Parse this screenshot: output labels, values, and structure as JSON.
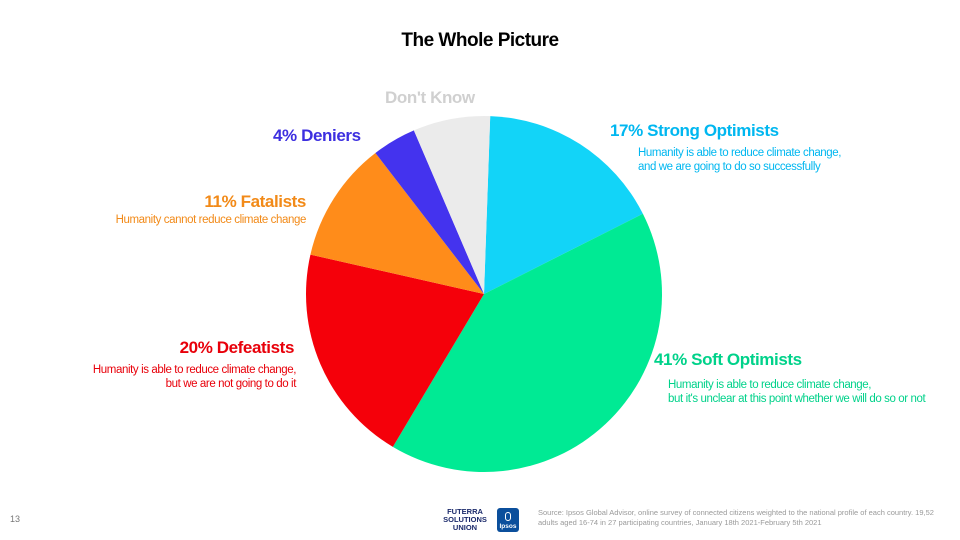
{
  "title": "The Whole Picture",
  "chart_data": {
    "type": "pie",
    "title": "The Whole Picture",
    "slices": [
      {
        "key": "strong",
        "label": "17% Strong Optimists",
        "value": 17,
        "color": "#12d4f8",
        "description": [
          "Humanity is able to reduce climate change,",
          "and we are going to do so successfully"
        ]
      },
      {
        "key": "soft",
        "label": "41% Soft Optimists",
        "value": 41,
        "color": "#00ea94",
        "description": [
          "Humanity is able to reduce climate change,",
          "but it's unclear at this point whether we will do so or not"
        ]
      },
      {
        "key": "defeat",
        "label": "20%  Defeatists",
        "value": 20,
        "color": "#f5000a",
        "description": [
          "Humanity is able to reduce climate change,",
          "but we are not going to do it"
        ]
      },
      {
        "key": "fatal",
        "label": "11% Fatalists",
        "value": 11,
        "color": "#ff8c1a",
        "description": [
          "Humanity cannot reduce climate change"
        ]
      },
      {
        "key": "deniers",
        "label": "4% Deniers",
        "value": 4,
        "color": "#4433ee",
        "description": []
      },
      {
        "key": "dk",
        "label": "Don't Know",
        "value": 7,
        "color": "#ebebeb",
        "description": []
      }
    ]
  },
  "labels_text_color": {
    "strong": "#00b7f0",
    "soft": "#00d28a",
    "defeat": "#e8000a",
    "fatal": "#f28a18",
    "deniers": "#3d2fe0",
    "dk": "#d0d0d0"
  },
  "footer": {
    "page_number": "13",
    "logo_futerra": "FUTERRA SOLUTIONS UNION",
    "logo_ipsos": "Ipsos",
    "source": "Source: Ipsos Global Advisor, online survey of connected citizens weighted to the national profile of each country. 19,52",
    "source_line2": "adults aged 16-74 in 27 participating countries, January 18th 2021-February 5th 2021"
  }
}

━━━━━━━━

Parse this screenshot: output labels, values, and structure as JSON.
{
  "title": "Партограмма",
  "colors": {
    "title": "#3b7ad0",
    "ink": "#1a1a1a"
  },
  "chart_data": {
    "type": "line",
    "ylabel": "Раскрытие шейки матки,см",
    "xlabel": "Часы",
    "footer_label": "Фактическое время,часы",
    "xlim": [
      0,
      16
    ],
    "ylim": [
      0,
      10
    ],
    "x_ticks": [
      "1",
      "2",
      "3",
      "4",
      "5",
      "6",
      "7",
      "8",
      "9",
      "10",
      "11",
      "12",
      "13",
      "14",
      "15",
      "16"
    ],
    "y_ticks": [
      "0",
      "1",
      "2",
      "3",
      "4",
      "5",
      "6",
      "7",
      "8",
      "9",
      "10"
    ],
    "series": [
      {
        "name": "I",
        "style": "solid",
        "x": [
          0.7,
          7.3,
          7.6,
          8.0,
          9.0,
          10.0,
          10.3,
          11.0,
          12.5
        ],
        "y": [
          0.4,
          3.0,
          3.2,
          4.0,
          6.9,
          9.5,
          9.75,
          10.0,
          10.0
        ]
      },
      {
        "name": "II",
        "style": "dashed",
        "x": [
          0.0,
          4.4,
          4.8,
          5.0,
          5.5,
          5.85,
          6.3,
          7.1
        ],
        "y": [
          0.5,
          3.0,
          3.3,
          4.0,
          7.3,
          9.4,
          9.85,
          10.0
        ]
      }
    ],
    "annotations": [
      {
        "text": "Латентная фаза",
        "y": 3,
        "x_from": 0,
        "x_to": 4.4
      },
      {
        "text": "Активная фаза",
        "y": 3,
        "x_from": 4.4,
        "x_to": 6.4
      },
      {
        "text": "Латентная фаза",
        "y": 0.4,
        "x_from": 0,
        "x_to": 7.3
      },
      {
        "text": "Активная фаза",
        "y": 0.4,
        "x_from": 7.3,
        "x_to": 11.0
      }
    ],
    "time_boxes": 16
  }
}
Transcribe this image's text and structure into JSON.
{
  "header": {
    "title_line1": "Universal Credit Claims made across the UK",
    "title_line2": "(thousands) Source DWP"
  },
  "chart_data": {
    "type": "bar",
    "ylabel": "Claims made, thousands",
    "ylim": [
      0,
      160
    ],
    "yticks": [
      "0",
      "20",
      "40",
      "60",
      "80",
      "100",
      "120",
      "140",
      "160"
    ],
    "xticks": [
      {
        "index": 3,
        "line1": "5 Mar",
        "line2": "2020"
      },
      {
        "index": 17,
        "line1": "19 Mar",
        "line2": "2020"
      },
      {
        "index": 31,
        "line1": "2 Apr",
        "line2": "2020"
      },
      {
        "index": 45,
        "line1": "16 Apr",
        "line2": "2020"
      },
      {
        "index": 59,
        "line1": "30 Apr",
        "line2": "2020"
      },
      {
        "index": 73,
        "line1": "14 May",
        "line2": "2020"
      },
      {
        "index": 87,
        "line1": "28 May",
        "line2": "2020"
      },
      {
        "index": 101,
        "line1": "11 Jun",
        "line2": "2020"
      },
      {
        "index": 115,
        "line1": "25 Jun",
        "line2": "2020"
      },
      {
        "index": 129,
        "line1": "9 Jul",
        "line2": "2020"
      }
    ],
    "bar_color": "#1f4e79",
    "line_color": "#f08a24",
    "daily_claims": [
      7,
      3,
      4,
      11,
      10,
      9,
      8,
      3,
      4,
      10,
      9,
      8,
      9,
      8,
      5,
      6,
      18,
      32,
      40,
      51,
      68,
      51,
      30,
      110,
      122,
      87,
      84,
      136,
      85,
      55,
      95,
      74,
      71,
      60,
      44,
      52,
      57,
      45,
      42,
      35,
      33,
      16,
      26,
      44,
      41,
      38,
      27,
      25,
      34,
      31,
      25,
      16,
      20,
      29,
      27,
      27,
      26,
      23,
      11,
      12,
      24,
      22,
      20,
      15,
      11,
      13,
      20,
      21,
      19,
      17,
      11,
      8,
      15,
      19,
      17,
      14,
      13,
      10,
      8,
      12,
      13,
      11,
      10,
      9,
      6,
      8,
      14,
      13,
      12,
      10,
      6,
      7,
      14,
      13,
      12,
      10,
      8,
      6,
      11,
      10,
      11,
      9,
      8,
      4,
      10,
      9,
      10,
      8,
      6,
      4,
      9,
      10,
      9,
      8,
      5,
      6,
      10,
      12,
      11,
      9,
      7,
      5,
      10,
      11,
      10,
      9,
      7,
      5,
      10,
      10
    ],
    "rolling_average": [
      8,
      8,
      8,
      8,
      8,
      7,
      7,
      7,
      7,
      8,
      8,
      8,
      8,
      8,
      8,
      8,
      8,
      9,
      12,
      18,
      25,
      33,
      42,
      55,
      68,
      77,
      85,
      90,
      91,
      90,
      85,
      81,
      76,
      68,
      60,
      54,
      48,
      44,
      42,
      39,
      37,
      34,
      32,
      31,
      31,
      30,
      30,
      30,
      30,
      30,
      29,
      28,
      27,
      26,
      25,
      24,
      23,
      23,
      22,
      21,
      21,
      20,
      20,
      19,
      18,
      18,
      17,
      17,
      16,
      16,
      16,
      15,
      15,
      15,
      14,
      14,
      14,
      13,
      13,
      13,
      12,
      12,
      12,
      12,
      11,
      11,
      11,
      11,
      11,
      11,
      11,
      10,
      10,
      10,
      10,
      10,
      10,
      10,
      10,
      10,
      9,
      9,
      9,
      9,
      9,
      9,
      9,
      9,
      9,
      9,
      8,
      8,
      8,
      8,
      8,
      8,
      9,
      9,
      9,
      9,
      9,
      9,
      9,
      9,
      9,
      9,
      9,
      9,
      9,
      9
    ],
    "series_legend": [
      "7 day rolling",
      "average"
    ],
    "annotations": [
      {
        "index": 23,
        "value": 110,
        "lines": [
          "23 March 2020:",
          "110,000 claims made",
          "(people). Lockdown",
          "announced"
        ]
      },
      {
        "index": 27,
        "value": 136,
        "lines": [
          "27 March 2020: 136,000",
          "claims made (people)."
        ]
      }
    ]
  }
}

━━━━━━━━

* To be done
Return each line that includes "index".

* Correct response
        "index": 3,
        "index": 17,
        "index": 31,
        "index": 45,
        "index": 59,
        "index": 73,
        "index": 87,
        "index": 101,
        "index": 115,
        "index": 129,
        "index": 23,
        "index": 27,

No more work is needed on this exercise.